■ **DIRECTIVE**: In the listing below, pick out lines with "کلید".

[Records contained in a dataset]
-=-=-
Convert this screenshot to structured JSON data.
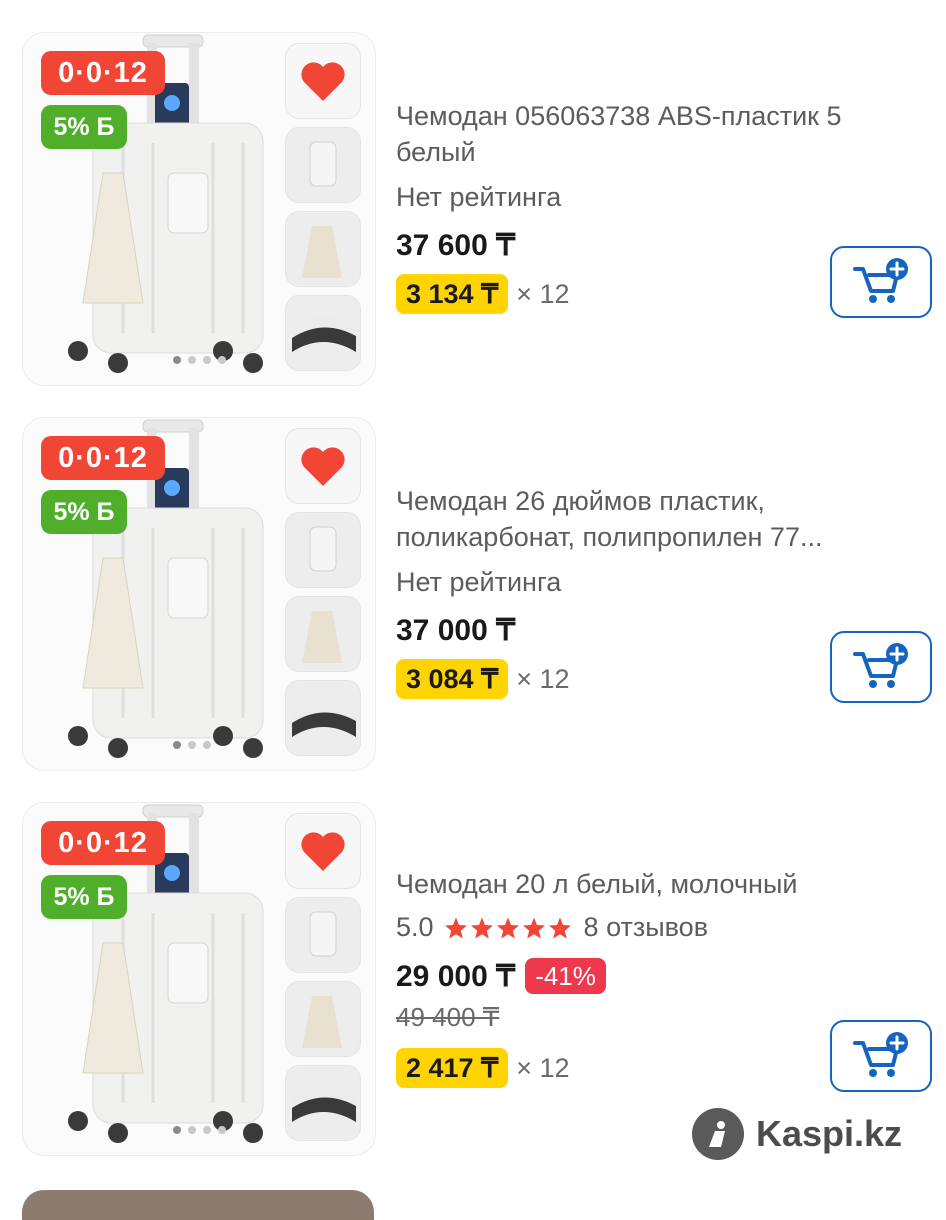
{
  "products": [
    {
      "installment_badge": "0·0·12",
      "bonus_badge": "5% Б",
      "title_lines": [
        "Чемодан 056063738 ABS-пластик 5",
        "белый"
      ],
      "rating_text": "Нет рейтинга",
      "price": "37 600 ₸",
      "monthly_payment": "3 134 ₸",
      "term": "× 12"
    },
    {
      "installment_badge": "0·0·12",
      "bonus_badge": "5% Б",
      "title_lines": [
        "Чемодан 26 дюймов пластик,",
        "поликарбонат, полипропилен 77..."
      ],
      "rating_text": "Нет рейтинга",
      "price": "37 000 ₸",
      "monthly_payment": "3 084 ₸",
      "term": "× 12"
    },
    {
      "installment_badge": "0·0·12",
      "bonus_badge": "5% Б",
      "title_lines": [
        "Чемодан 20 л белый, молочный"
      ],
      "rating_value": "5.0",
      "stars": 5,
      "reviews": "8 отзывов",
      "price": "29 000 ₸",
      "discount": "-41%",
      "old_price": "49 400 ₸",
      "monthly_payment": "2 417 ₸",
      "term": "× 12"
    }
  ],
  "watermark": "Kaspi.kz",
  "colors": {
    "installment_badge": "#f14635",
    "bonus_badge": "#4faf2b",
    "monthly_pill": "#ffd400",
    "cart_accent": "#1565c0",
    "heart": "#f14635",
    "star": "#f14635",
    "discount": "#f0384d"
  },
  "icons": [
    "heart-icon",
    "cart-add-icon",
    "star-icon",
    "kaspi-logo-icon"
  ]
}
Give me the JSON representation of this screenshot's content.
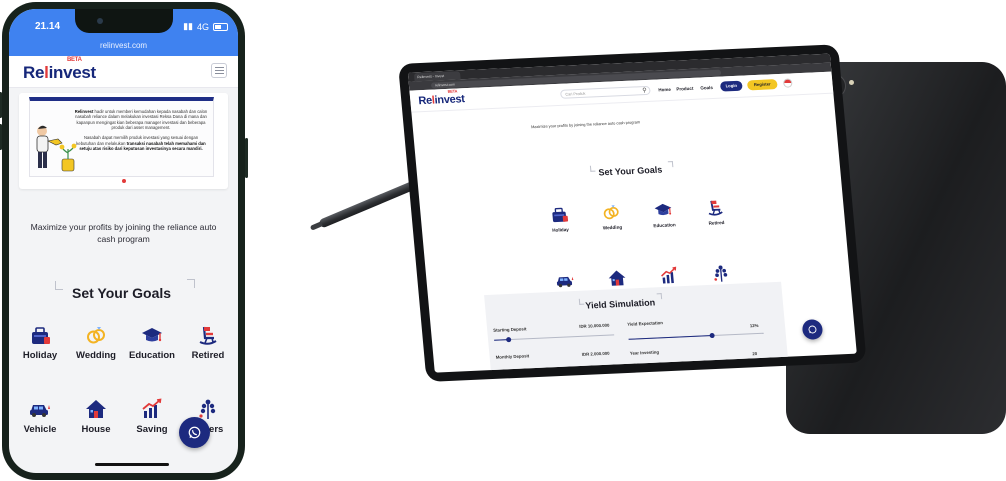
{
  "brand": {
    "name_start": "Re",
    "name_mark": "l",
    "name_end": "invest",
    "badge": "BETA"
  },
  "colors": {
    "primary": "#1d2a7f",
    "accent": "#e23a3a",
    "status_bar": "#3f82f0",
    "login": "#1d2a7f",
    "register": "#f3c623"
  },
  "phone": {
    "status_time": "21.14",
    "status_signal": "4G",
    "url": "relinvest.com",
    "banner": {
      "text_1_bold": "Relinvest",
      "text_1": "hadir untuk memberi kemudahan kepada nasabah dan calon nasabah reliance dalam melakukan investasi Reksa Dana di mana dan kapanpun mengingat kian beberapa manager investasi dan beberapa produk dari asset management.",
      "text_2": "Nasabah dapat memilih produk investasi yang sesuai dengan kebutuhan dan melakukan",
      "text_2_bold": "transaksi nasabah telah memahami dan setuju atas risiko dari keputusan investasinya secara mandiri."
    },
    "tagline": "Maximize your profits by joining the reliance auto cash program",
    "goals_title": "Set Your Goals",
    "goals": [
      {
        "label": "Holiday",
        "icon": "suitcase-icon"
      },
      {
        "label": "Wedding",
        "icon": "rings-icon"
      },
      {
        "label": "Education",
        "icon": "graduation-cap-icon"
      },
      {
        "label": "Retired",
        "icon": "rocking-chair-icon"
      },
      {
        "label": "Vehicle",
        "icon": "car-icon"
      },
      {
        "label": "House",
        "icon": "house-icon"
      },
      {
        "label": "Saving",
        "icon": "chart-up-icon"
      },
      {
        "label": "Others",
        "icon": "plant-icon"
      }
    ]
  },
  "tablet": {
    "tab_title": "Relinvest - Invest",
    "address": "relinvest.com",
    "search_placeholder": "Cari Produk",
    "nav": {
      "home": "Home",
      "product": "Product",
      "goals": "Goals",
      "login": "Login",
      "register": "Register"
    },
    "tagline": "Maximize your profits by joining the reliance auto cash program",
    "goals_title": "Set Your Goals",
    "yield": {
      "title": "Yield Simulation",
      "starting_deposit_label": "Starting Deposit",
      "starting_deposit_value": "IDR 10.000.000",
      "yield_expectation_label": "Yield Expectation",
      "yield_expectation_value": "12%",
      "monthly_deposit_label": "Monthly Deposit",
      "monthly_deposit_value": "IDR 2.000.000",
      "year_investing_label": "Year Investing",
      "year_investing_value": "20",
      "starting_deposit_fraction": 0.12,
      "yield_fraction": 0.62
    }
  }
}
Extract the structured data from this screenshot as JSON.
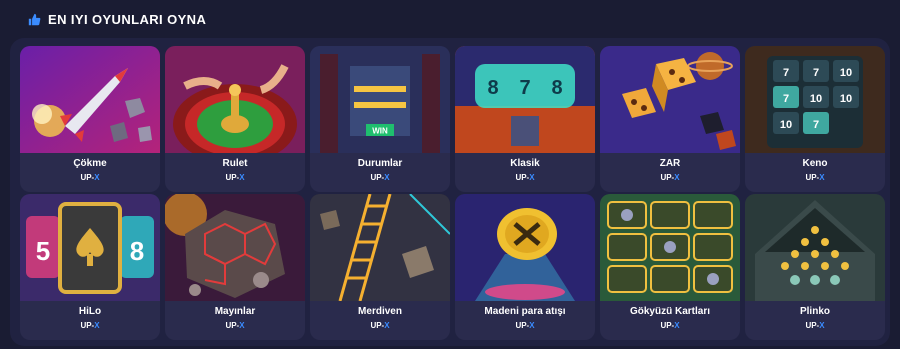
{
  "header": {
    "title": "EN IYI OYUNLARI OYNA",
    "icon": "thumbs-up-icon",
    "icon_color": "#3b8cff"
  },
  "brand": {
    "prefix": "UP-",
    "suffix": "X",
    "accent": "#3b8cff"
  },
  "games": [
    {
      "name": "Çökme",
      "slug": "cokme"
    },
    {
      "name": "Rulet",
      "slug": "rulet"
    },
    {
      "name": "Durumlar",
      "slug": "durumlar"
    },
    {
      "name": "Klasik",
      "slug": "klasik"
    },
    {
      "name": "ZAR",
      "slug": "zar"
    },
    {
      "name": "Keno",
      "slug": "keno"
    },
    {
      "name": "HiLo",
      "slug": "hilo"
    },
    {
      "name": "Mayınlar",
      "slug": "mayinlar"
    },
    {
      "name": "Merdiven",
      "slug": "merdiven"
    },
    {
      "name": "Madeni para atışı",
      "slug": "madeni-para-atisi"
    },
    {
      "name": "Gökyüzü Kartları",
      "slug": "gokyuzu-kartlari"
    },
    {
      "name": "Plinko",
      "slug": "plinko"
    }
  ],
  "art_text": {
    "durumlar_win": "WIN",
    "klasik_reels": [
      "8",
      "7",
      "8"
    ],
    "keno_numbers": [
      "7",
      "7",
      "10",
      "7",
      "10",
      "10",
      "10",
      "7"
    ],
    "hilo_left": "5",
    "hilo_right": "8"
  }
}
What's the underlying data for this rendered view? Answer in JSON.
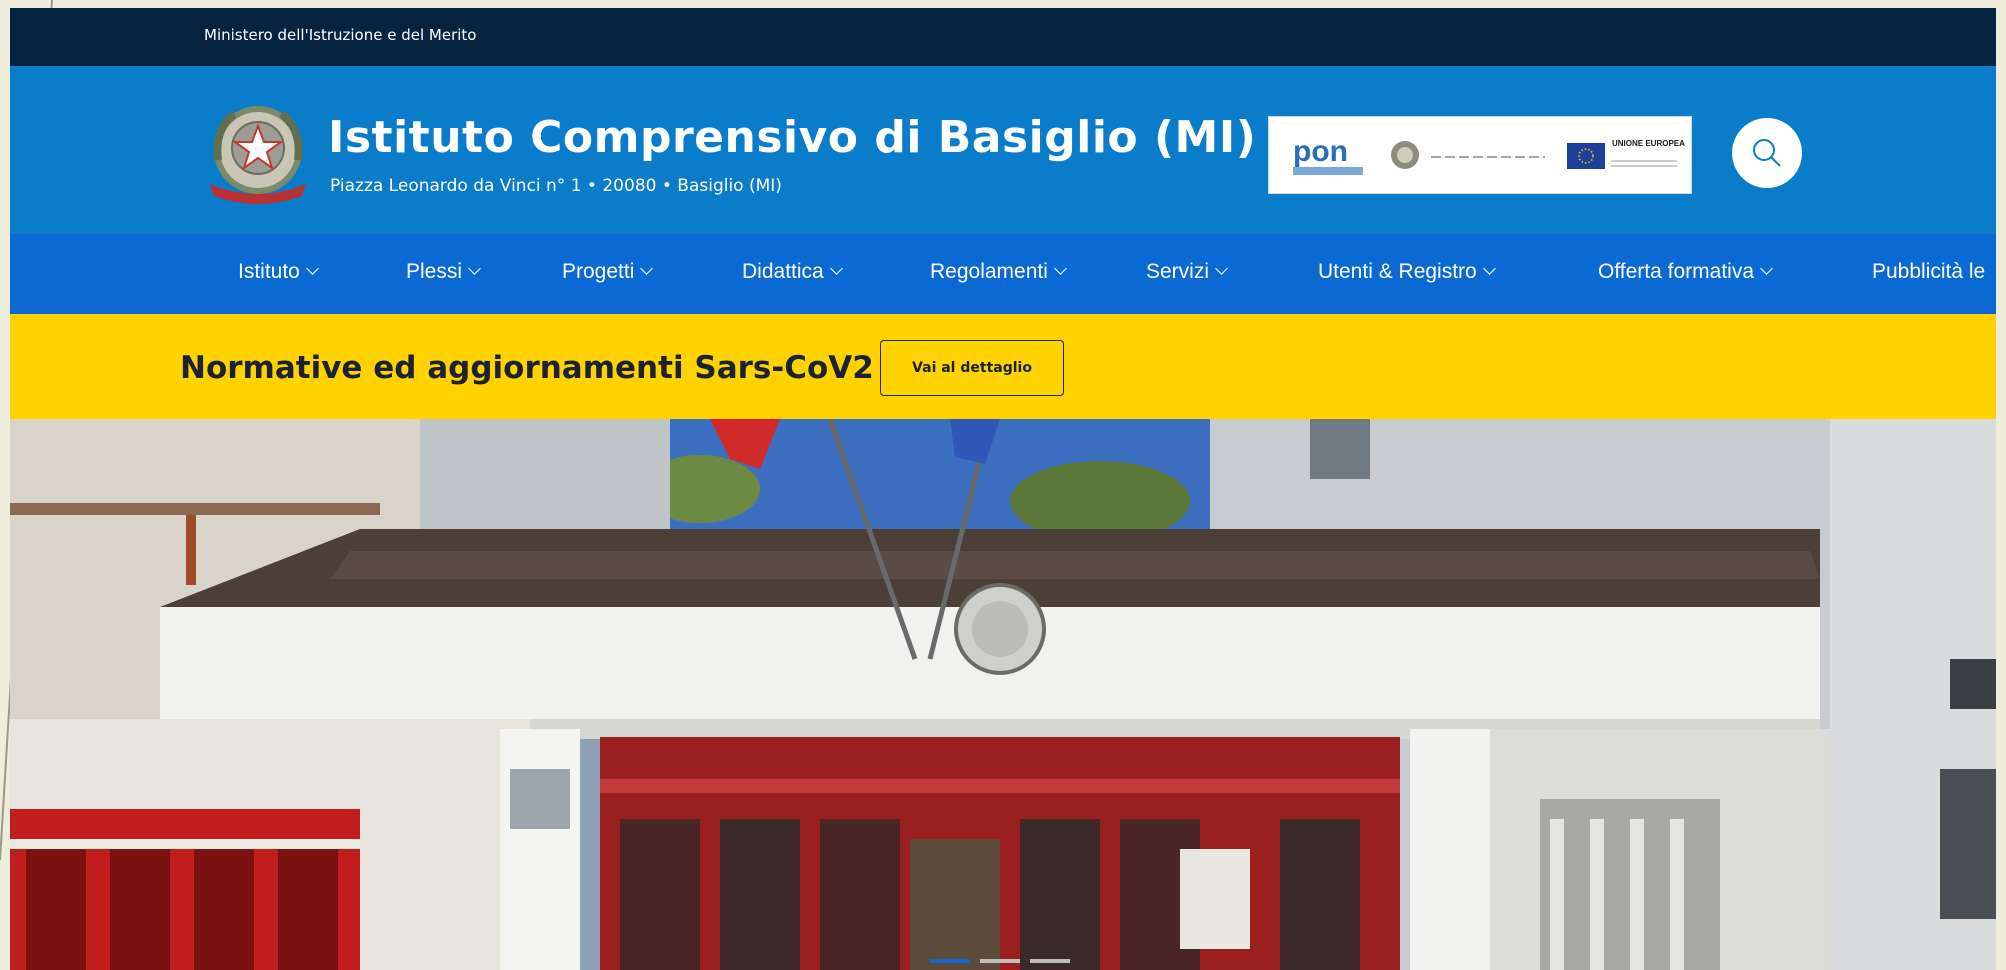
{
  "topbar": {
    "ministry": "Ministero dell'Istruzione e del Merito"
  },
  "header": {
    "title": "Istituto Comprensivo di Basiglio (MI)",
    "address": "Piazza Leonardo da Vinci n° 1 • 20080 • Basiglio (MI)",
    "pon_banner": {
      "pon_label": "pon",
      "eu_label": "UNIONE EUROPEA"
    },
    "search_icon": "search-icon",
    "emblem_icon": "republic-emblem-icon"
  },
  "nav": {
    "items": [
      {
        "label": "Istituto"
      },
      {
        "label": "Plessi"
      },
      {
        "label": "Progetti"
      },
      {
        "label": "Didattica"
      },
      {
        "label": "Regolamenti"
      },
      {
        "label": "Servizi"
      },
      {
        "label": "Utenti & Registro"
      },
      {
        "label": "Offerta formativa"
      },
      {
        "label": "Pubblicità le"
      }
    ]
  },
  "notice": {
    "text": "Normative ed aggiornamenti Sars-CoV2",
    "button_label": "Vai al dettaglio"
  },
  "carousel": {
    "slide_count": 3,
    "active_index": 0,
    "active_color": "#0b69d4"
  },
  "colors": {
    "topbar": "#06243f",
    "header": "#0a7cc9",
    "navbar": "#0b69d4",
    "notice": "#ffd200"
  }
}
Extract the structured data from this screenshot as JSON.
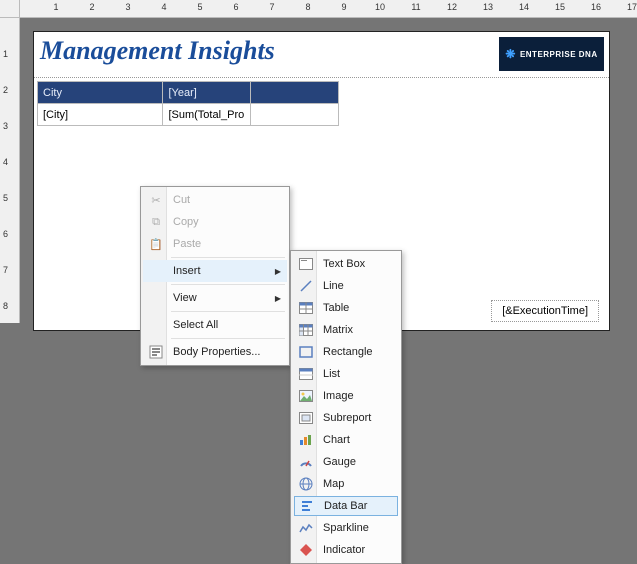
{
  "ruler": [
    "1",
    "2",
    "3",
    "4",
    "5",
    "6",
    "7",
    "8",
    "9",
    "10",
    "11",
    "12",
    "13",
    "14",
    "15",
    "16",
    "17"
  ],
  "vruler": [
    "1",
    "2",
    "3",
    "4",
    "5",
    "6",
    "7",
    "8"
  ],
  "report": {
    "title": "Management Insights",
    "logo_text": "ENTERPRISE DNA",
    "table": {
      "headers": [
        "City",
        "[Year]",
        ""
      ],
      "row": [
        "[City]",
        "[Sum(Total_Pro",
        ""
      ]
    },
    "footer": "[&ExecutionTime]"
  },
  "context_menu": {
    "cut": "Cut",
    "copy": "Copy",
    "paste": "Paste",
    "insert": "Insert",
    "view": "View",
    "select_all": "Select All",
    "body_props": "Body Properties..."
  },
  "insert_menu": {
    "text_box": "Text Box",
    "line": "Line",
    "table": "Table",
    "matrix": "Matrix",
    "rectangle": "Rectangle",
    "list": "List",
    "image": "Image",
    "subreport": "Subreport",
    "chart": "Chart",
    "gauge": "Gauge",
    "map": "Map",
    "data_bar": "Data Bar",
    "sparkline": "Sparkline",
    "indicator": "Indicator"
  }
}
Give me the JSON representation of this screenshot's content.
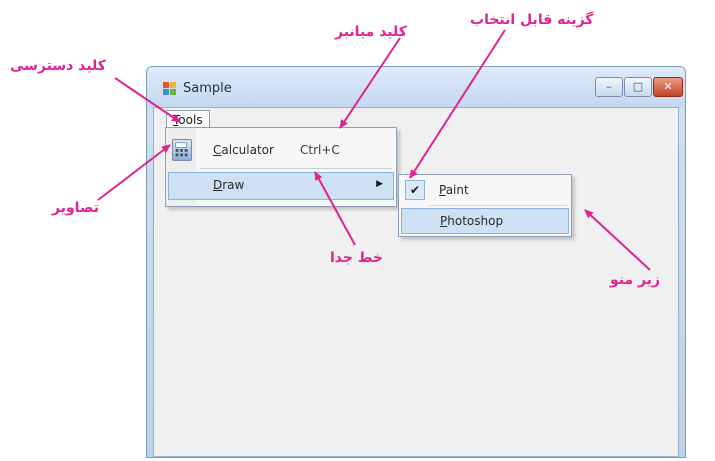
{
  "window": {
    "title": "Sample",
    "controls": {
      "minimize": "–",
      "maximize": "□",
      "close": "✕"
    },
    "colors": {
      "titlebar": "#c4d8ef",
      "client": "#f0f0f0",
      "close": "#c4432a"
    }
  },
  "menubar": {
    "tools": {
      "mnemonic": "T",
      "rest": "ools"
    }
  },
  "dropdown": {
    "items": [
      {
        "icon": "calculator-icon",
        "mnemonic": "C",
        "rest": "alculator",
        "shortcut": "Ctrl+C"
      },
      {
        "mnemonic": "D",
        "rest": "raw",
        "submenu_arrow": "▶",
        "highlighted": true
      }
    ]
  },
  "submenu": {
    "items": [
      {
        "checked": true,
        "check_glyph": "✔",
        "mnemonic": "P",
        "rest": "aint"
      },
      {
        "mnemonic": "P",
        "rest": "hotoshop",
        "highlighted": true
      }
    ]
  },
  "annotations": {
    "access_key": "کلید دسترسی",
    "shortcut_key": "کلید میانبر",
    "checkable_option": "گزینه قابل انتخاب",
    "images": "تصاویر",
    "separator_line": "خط جدا",
    "submenu": "زیر منو",
    "color": "#e0238f"
  }
}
-=-=-
■ **ANSWER TO THE PROBLEM**:
    "access_key": "کلید دسترسی",
    "shortcut_key": "کلید میانبر",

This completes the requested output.